## Work to complete
Collect all lines below with the string "title".

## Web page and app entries
━━━━━━━━━━━━━━━━━━━━━━━━━━━━━━

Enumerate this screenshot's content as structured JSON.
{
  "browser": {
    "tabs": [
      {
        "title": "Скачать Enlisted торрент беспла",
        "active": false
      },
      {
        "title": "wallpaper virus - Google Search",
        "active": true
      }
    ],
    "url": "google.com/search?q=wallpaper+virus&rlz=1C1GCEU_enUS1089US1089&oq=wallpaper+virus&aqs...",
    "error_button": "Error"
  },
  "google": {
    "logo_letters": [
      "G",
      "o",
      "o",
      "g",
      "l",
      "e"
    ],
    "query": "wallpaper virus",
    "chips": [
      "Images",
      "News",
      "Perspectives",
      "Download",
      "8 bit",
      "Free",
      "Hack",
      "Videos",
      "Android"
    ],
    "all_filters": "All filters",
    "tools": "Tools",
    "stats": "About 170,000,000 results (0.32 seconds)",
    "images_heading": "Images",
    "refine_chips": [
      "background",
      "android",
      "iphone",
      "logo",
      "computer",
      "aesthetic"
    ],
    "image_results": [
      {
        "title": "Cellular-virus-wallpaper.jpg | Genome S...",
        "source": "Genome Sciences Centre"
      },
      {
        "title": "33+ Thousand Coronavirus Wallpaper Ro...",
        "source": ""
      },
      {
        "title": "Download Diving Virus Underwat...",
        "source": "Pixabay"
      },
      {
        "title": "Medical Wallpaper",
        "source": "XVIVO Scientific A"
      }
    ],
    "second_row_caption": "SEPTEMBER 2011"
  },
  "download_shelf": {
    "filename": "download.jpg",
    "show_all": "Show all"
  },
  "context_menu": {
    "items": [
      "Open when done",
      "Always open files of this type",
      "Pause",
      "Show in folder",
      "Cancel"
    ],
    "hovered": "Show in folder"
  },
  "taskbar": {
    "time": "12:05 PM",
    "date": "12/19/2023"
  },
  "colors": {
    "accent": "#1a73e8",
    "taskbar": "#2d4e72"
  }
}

━━━━━━━━━━━━━━━━━━━━━━━━━━━━━━

## Response area
        "title": "Скачать Enlisted торрент беспла",
        "title": "wallpaper virus - Google Search",
        "title": "Cellular-virus-wallpaper.jpg | Genome S...",
        "title": "33+ Thousand Coronavirus Wallpaper Ro...",
        "title": "Download Diving Virus Underwat...",
        "title": "Medical Wallpaper",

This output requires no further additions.